• **Instruction 1**
In the rows, update the part that opens with the line containing "- label-00933-1301a-top-sub: PLUG" and closes with the line containing "- label-08120-61633-left: 08120-61633: [344, 476, 437, 492]". Write out only those lines again with "PLUG" changed to "STOPPER" and nothing else altered.

──────── Quoted passage

It’s Friday, so I’ll go ahead and say it: I love cracking open a cold one. It’s not just the taste of beer itself or the alcohol. For me, drinking a beer is also about the pleasure of the ritual. Indeed, so much do I enjoy cracking open cold ones that I also often drink hop water, nonalcoholic seltzers flavored with hops. (They taste good and have the added benefit of making me feel virtuous.)

On Tuesday evening, I was lying on my chaise lounge, reading a magazine and sipping a new variety of hop water, which I had nestled into a koozie emblazoned with a crab and the words “Don’t bother me I’m crabby.” I was relaxed. So imagine my surprise when I looked at the can and discovered that the drink contained adaptogens and nootropics. I don’t really know what those are; I can barely pronounce the latter. I thought I was just drinking sparkling water with a bit of flavoring! Did I feel a bit weird because I was tired, I suddenly wondered, or because there were supplements in my hop water? Would this drink make me a genius?

In recent years, canned and bottled beverages of every stripe have proliferated. Canned cocktails, hard seltzers, ciders, nonalcoholic beers, CBD drinks, and hop waters share shelf space with traditional beer. It can be hard to keep up. Changing consumer preferences, the high costs of doing business, and competitive pressure mean that the beer industry is not the retail big dog it once was. Beer once held a hefty lead in the market over other alcoholic drinks. Not anymore. Lester Jones, the chief economist of the National Beer Wholesalers Association, told me that the market shrank by 3 percent in volume last year, continuing a downward trend that began around 2000, and we’re now in the midst of one of the worst years so far since beer’s decline began.

Part of the reason for the contraction in beer-volume sales is that people are diversifying their alcohol consumption, adding drinks such as spirits to the rotation. Whereas beer prices have roughly tracked with inflation over the past 20 years, liquor has gotten relatively cheaper, Bart Watson, the chief economist of the Brewers Association, a craft-beer trade organization, told me. For more than a decade, spirits have been gaining market share. Demographic shifts also tell part of the story: The American population is older than ever before. As Boomers age into retirement and Millennials enter their 40s, they are reaching for different drinks for different types of occasions. A retiree might enjoy an expensive bottle of wine with dinner, and a Millennial might mix cocktails for a birthday celebration. (Or, if you’re me, you might break out a hop water while chilling.)

────────────────

• **Instruction 2**
Answer these questions from the beer article above.
(a) By how much did the beer market shrink in volume last year, according to Lester Jones?
(b) What two things did the can of hop water turn out to contain?
(c) What is Bart Watson's job?

──────── Items

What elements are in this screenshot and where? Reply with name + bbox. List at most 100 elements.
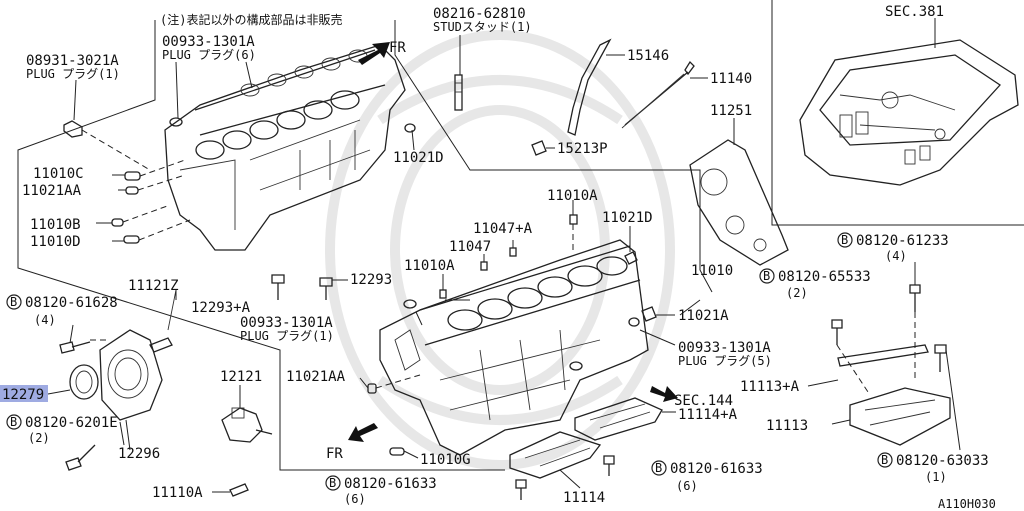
- label-00933-1301a-top-sub: PLUG プラグ(6): [162, 48, 256, 62]
- label-11110a: 11110A: [152, 485, 203, 501]
- label-08120-65533-qty: (2): [786, 286, 808, 300]
- label-11010d: 11010D: [30, 234, 81, 250]
- label-08120-61633-left: 08120-61633: [344, 476, 437, 492]
- group-outline-lines: [17, 0, 1024, 471]
- label-08931-3021a: 08931-3021A: [26, 53, 119, 69]
- label-11010b: 11010B: [30, 217, 81, 233]
- part-labels: (注)表記以外の構成部品は非販売 08931-3021A PLUG プラグ(1)…: [0, 4, 996, 511]
- label-11010a-mid: 11010A: [404, 258, 455, 274]
- svg-text:B: B: [10, 295, 17, 309]
- rear-plate-11251: [689, 118, 789, 266]
- label-12121: 12121: [220, 369, 262, 385]
- non-sale-note: (注)表記以外の構成部品は非販売: [160, 12, 342, 27]
- bolt-08120-6201e: [65, 444, 96, 471]
- label-fr-lower: FR: [326, 446, 343, 462]
- label-11251: 11251: [710, 103, 752, 119]
- bolt-08120-61628: [59, 341, 91, 354]
- fr-arrow-upper-icon: [358, 42, 390, 65]
- label-11114a: 11114+A: [678, 407, 738, 423]
- label-12296: 12296: [118, 446, 160, 462]
- sensor-12121: [221, 385, 273, 443]
- svg-text:B: B: [763, 269, 770, 283]
- label-08120-6201e-qty: (2): [28, 431, 50, 445]
- bearing-caps-11114: [509, 397, 676, 500]
- upper-block-cylinder-bores: [195, 49, 368, 160]
- highlighted-part-marker: [0, 385, 48, 402]
- dowel-11110a: [212, 483, 249, 497]
- label-11021aa-left: 11021AA: [22, 183, 82, 199]
- label-00933-1301a-mid: 00933-1301A: [240, 315, 333, 331]
- fr-arrow-lower-icon: [348, 423, 378, 442]
- label-08120-61633-right: 08120-61633: [670, 461, 763, 477]
- label-08120-61233: 08120-61233: [856, 233, 949, 249]
- label-08931-3021a-sub: PLUG プラグ(1): [26, 67, 120, 81]
- label-08120-61633-right-qty: (6): [676, 479, 698, 493]
- bolt-symbol-icon: [651, 460, 667, 476]
- label-11010c: 11010C: [33, 166, 84, 182]
- oil-pan-sec381: [799, 18, 1019, 186]
- bolt-symbol-icon: [759, 268, 775, 284]
- label-08120-65533: 08120-65533: [778, 269, 871, 285]
- bolt-symbol-icon: [877, 452, 893, 468]
- label-00933-1301a-right-sub: PLUG プラグ(5): [678, 354, 772, 368]
- label-00933-1301a-top: 00933-1301A: [162, 34, 255, 50]
- label-sec381[interactable]: SEC.381: [885, 4, 944, 20]
- label-11010g: 11010G: [420, 452, 471, 468]
- label-08120-63033-qty: (1): [925, 470, 947, 484]
- bolt-callout-08120-65533: B 08120-65533 (2): [759, 268, 871, 300]
- label-08120-61633-left-qty: (6): [344, 492, 366, 506]
- bolt-callout-08120-63033: B 08120-63033 (1): [877, 452, 989, 484]
- upper-left-small-parts: [63, 79, 191, 244]
- label-12293a: 12293+A: [191, 300, 251, 316]
- upper-engine-block: [164, 44, 416, 251]
- main-engine-block: [379, 239, 649, 456]
- bolt-symbol-icon: [837, 232, 853, 248]
- label-08216-62810: 08216-62810: [433, 6, 526, 22]
- bolt-callout-08120-61633-right: B 08120-61633 (6): [651, 460, 763, 493]
- main-block-cylinder-bores: [447, 256, 628, 331]
- bolt-symbol-icon: [6, 414, 22, 430]
- svg-text:B: B: [329, 476, 336, 490]
- label-fr-upper: FR: [389, 40, 406, 56]
- bolt-symbol-icon: [6, 294, 22, 310]
- svg-text:B: B: [841, 233, 848, 247]
- label-08120-61628: 08120-61628: [25, 295, 118, 311]
- label-15146: 15146: [627, 48, 669, 64]
- label-11010a-top: 11010A: [547, 188, 598, 204]
- label-sec144[interactable]: SEC.144: [674, 393, 733, 409]
- bolt-symbol-icon: [325, 475, 341, 491]
- label-11047a: 11047+A: [473, 221, 533, 237]
- label-12279[interactable]: 12279: [2, 387, 44, 403]
- main-block-small-parts: [212, 200, 676, 497]
- svg-text:B: B: [655, 461, 662, 475]
- label-12293: 12293: [350, 272, 392, 288]
- bolt-12293: [319, 277, 348, 300]
- dipstick-guide: [567, 38, 612, 136]
- label-08120-63033: 08120-63033: [896, 453, 989, 469]
- svg-text:B: B: [881, 453, 888, 467]
- upper-plug: [169, 117, 183, 127]
- bolt-12293a: [271, 274, 285, 300]
- label-08120-61628-qty: (4): [34, 313, 56, 327]
- seal-retainer-12296: [99, 329, 163, 421]
- label-08120-6201e: 08120-6201E: [25, 415, 118, 431]
- bolt-callout-08120-6201e: B 08120-6201E (2): [6, 414, 118, 445]
- oil-seal-12279: [69, 364, 99, 400]
- label-11113: 11113: [766, 418, 808, 434]
- label-00933-1301a-right: 00933-1301A: [678, 340, 771, 356]
- label-11114: 11114: [563, 490, 605, 506]
- drawing-id: A110H030: [938, 497, 996, 511]
- label-11121z: 11121Z: [128, 278, 179, 294]
- stud-and-dipstick: [454, 35, 708, 156]
- label-11021aa-bottom: 11021AA: [286, 369, 346, 385]
- plug-08931: [63, 79, 83, 138]
- label-11021a: 11021A: [678, 308, 729, 324]
- bolt-callout-08120-61628: B 08120-61628 (4): [6, 294, 118, 327]
- label-08216-62810-sub: STUDスタッド(1): [433, 20, 532, 34]
- bolt-callout-08120-61633-left: B 08120-61633 (6): [325, 475, 437, 506]
- label-15213p: 15213P: [557, 141, 608, 157]
- label-11021d-mid: 11021D: [602, 210, 653, 226]
- label-11113a: 11113+A: [740, 379, 800, 395]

────────────────

• **Written response 1**
- label-00933-1301a-top-sub: STOPPER プラグ(6): [162, 48, 256, 62]
- label-11110a: 11110A: [152, 485, 203, 501]
- label-08120-65533-qty: (2): [786, 286, 808, 300]
- label-11010d: 11010D: [30, 234, 81, 250]
- label-08120-61633-left: 08120-61633: [344, 476, 437, 492]

• **Written response 2**
(a) By 3 percent.
(b) Adaptogens and nootropics.
(c) He is the chief economist of the Brewers Association, a craft-beer trade organization.